Written task –
Leaving out all images, write out the records that follow exactly.

# Start of Data extract

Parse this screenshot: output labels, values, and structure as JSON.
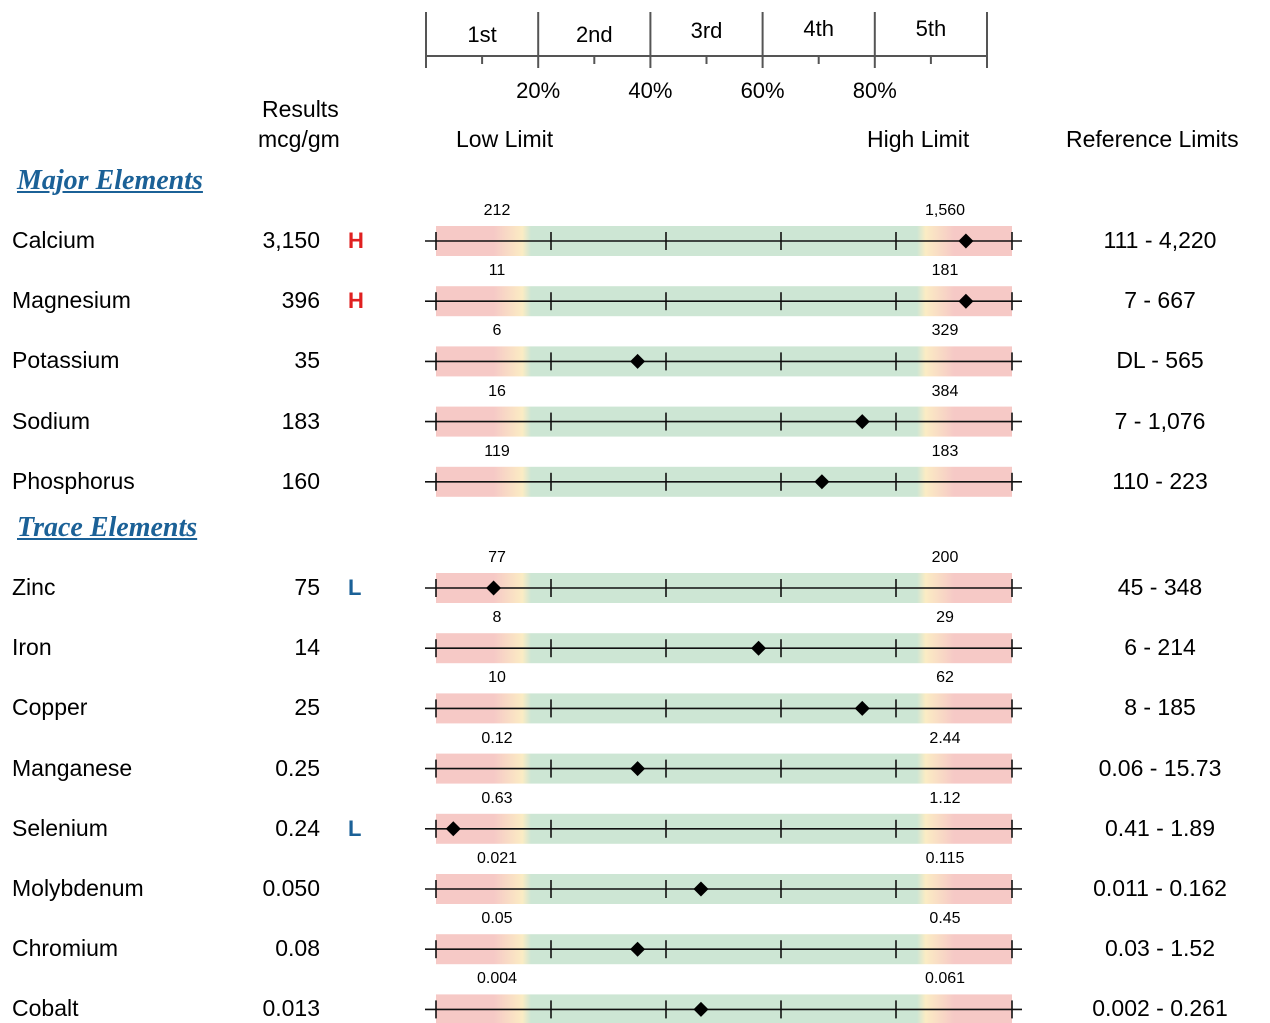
{
  "headers": {
    "results": "Results",
    "units": "mcg/gm",
    "low_limit": "Low Limit",
    "high_limit": "High Limit",
    "reference_limits": "Reference Limits"
  },
  "quintiles": [
    "1st",
    "2nd",
    "3rd",
    "4th",
    "5th"
  ],
  "percentiles": [
    "20%",
    "40%",
    "60%",
    "80%"
  ],
  "colors": {
    "low_zone": "#f6c9c6",
    "transition": "#fbecc4",
    "normal_zone": "#cde6d4",
    "high_flag": "#e02020",
    "low_flag": "#1b6197",
    "section_title": "#1b6197"
  },
  "chart_data": {
    "type": "range-marker",
    "sections": [
      {
        "title": "Major Elements",
        "elements": [
          {
            "name": "Calcium",
            "result": "3,150",
            "flag": "H",
            "low_limit": "212",
            "high_limit": "1,560",
            "reference": "111 - 4,220",
            "position_pct": 92
          },
          {
            "name": "Magnesium",
            "result": "396",
            "flag": "H",
            "low_limit": "11",
            "high_limit": "181",
            "reference": "7 - 667",
            "position_pct": 92
          },
          {
            "name": "Potassium",
            "result": "35",
            "flag": "",
            "low_limit": "6",
            "high_limit": "329",
            "reference": "DL - 565",
            "position_pct": 35
          },
          {
            "name": "Sodium",
            "result": "183",
            "flag": "",
            "low_limit": "16",
            "high_limit": "384",
            "reference": "7 - 1,076",
            "position_pct": 74
          },
          {
            "name": "Phosphorus",
            "result": "160",
            "flag": "",
            "low_limit": "119",
            "high_limit": "183",
            "reference": "110 - 223",
            "position_pct": 67
          }
        ]
      },
      {
        "title": "Trace Elements",
        "elements": [
          {
            "name": "Zinc",
            "result": "75",
            "flag": "L",
            "low_limit": "77",
            "high_limit": "200",
            "reference": "45 - 348",
            "position_pct": 10
          },
          {
            "name": "Iron",
            "result": "14",
            "flag": "",
            "low_limit": "8",
            "high_limit": "29",
            "reference": "6 - 214",
            "position_pct": 56
          },
          {
            "name": "Copper",
            "result": "25",
            "flag": "",
            "low_limit": "10",
            "high_limit": "62",
            "reference": "8 - 185",
            "position_pct": 74
          },
          {
            "name": "Manganese",
            "result": "0.25",
            "flag": "",
            "low_limit": "0.12",
            "high_limit": "2.44",
            "reference": "0.06 - 15.73",
            "position_pct": 35
          },
          {
            "name": "Selenium",
            "result": "0.24",
            "flag": "L",
            "low_limit": "0.63",
            "high_limit": "1.12",
            "reference": "0.41 - 1.89",
            "position_pct": 3
          },
          {
            "name": "Molybdenum",
            "result": "0.050",
            "flag": "",
            "low_limit": "0.021",
            "high_limit": "0.115",
            "reference": "0.011 - 0.162",
            "position_pct": 46
          },
          {
            "name": "Chromium",
            "result": "0.08",
            "flag": "",
            "low_limit": "0.05",
            "high_limit": "0.45",
            "reference": "0.03 - 1.52",
            "position_pct": 35
          },
          {
            "name": "Cobalt",
            "result": "0.013",
            "flag": "",
            "low_limit": "0.004",
            "high_limit": "0.061",
            "reference": "0.002 - 0.261",
            "position_pct": 46
          }
        ]
      }
    ]
  }
}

# End of Data extract

Full response –
Parse this screenshot: output labels, values, and structure as JSON.
{
  "headers": {
    "results": "Results",
    "units": "mcg/gm",
    "low_limit": "Low Limit",
    "high_limit": "High Limit",
    "reference_limits": "Reference Limits"
  },
  "quintiles": [
    "1st",
    "2nd",
    "3rd",
    "4th",
    "5th"
  ],
  "percentiles": [
    "20%",
    "40%",
    "60%",
    "80%"
  ],
  "colors": {
    "low_zone": "#f6c9c6",
    "transition": "#fbecc4",
    "normal_zone": "#cde6d4",
    "high_flag": "#e02020",
    "low_flag": "#1b6197",
    "section_title": "#1b6197"
  },
  "chart_data": {
    "type": "range-marker",
    "sections": [
      {
        "title": "Major Elements",
        "elements": [
          {
            "name": "Calcium",
            "result": "3,150",
            "flag": "H",
            "low_limit": "212",
            "high_limit": "1,560",
            "reference": "111 - 4,220",
            "position_pct": 92
          },
          {
            "name": "Magnesium",
            "result": "396",
            "flag": "H",
            "low_limit": "11",
            "high_limit": "181",
            "reference": "7 - 667",
            "position_pct": 92
          },
          {
            "name": "Potassium",
            "result": "35",
            "flag": "",
            "low_limit": "6",
            "high_limit": "329",
            "reference": "DL - 565",
            "position_pct": 35
          },
          {
            "name": "Sodium",
            "result": "183",
            "flag": "",
            "low_limit": "16",
            "high_limit": "384",
            "reference": "7 - 1,076",
            "position_pct": 74
          },
          {
            "name": "Phosphorus",
            "result": "160",
            "flag": "",
            "low_limit": "119",
            "high_limit": "183",
            "reference": "110 - 223",
            "position_pct": 67
          }
        ]
      },
      {
        "title": "Trace Elements",
        "elements": [
          {
            "name": "Zinc",
            "result": "75",
            "flag": "L",
            "low_limit": "77",
            "high_limit": "200",
            "reference": "45 - 348",
            "position_pct": 10
          },
          {
            "name": "Iron",
            "result": "14",
            "flag": "",
            "low_limit": "8",
            "high_limit": "29",
            "reference": "6 - 214",
            "position_pct": 56
          },
          {
            "name": "Copper",
            "result": "25",
            "flag": "",
            "low_limit": "10",
            "high_limit": "62",
            "reference": "8 - 185",
            "position_pct": 74
          },
          {
            "name": "Manganese",
            "result": "0.25",
            "flag": "",
            "low_limit": "0.12",
            "high_limit": "2.44",
            "reference": "0.06 - 15.73",
            "position_pct": 35
          },
          {
            "name": "Selenium",
            "result": "0.24",
            "flag": "L",
            "low_limit": "0.63",
            "high_limit": "1.12",
            "reference": "0.41 - 1.89",
            "position_pct": 3
          },
          {
            "name": "Molybdenum",
            "result": "0.050",
            "flag": "",
            "low_limit": "0.021",
            "high_limit": "0.115",
            "reference": "0.011 - 0.162",
            "position_pct": 46
          },
          {
            "name": "Chromium",
            "result": "0.08",
            "flag": "",
            "low_limit": "0.05",
            "high_limit": "0.45",
            "reference": "0.03 - 1.52",
            "position_pct": 35
          },
          {
            "name": "Cobalt",
            "result": "0.013",
            "flag": "",
            "low_limit": "0.004",
            "high_limit": "0.061",
            "reference": "0.002 - 0.261",
            "position_pct": 46
          }
        ]
      }
    ]
  }
}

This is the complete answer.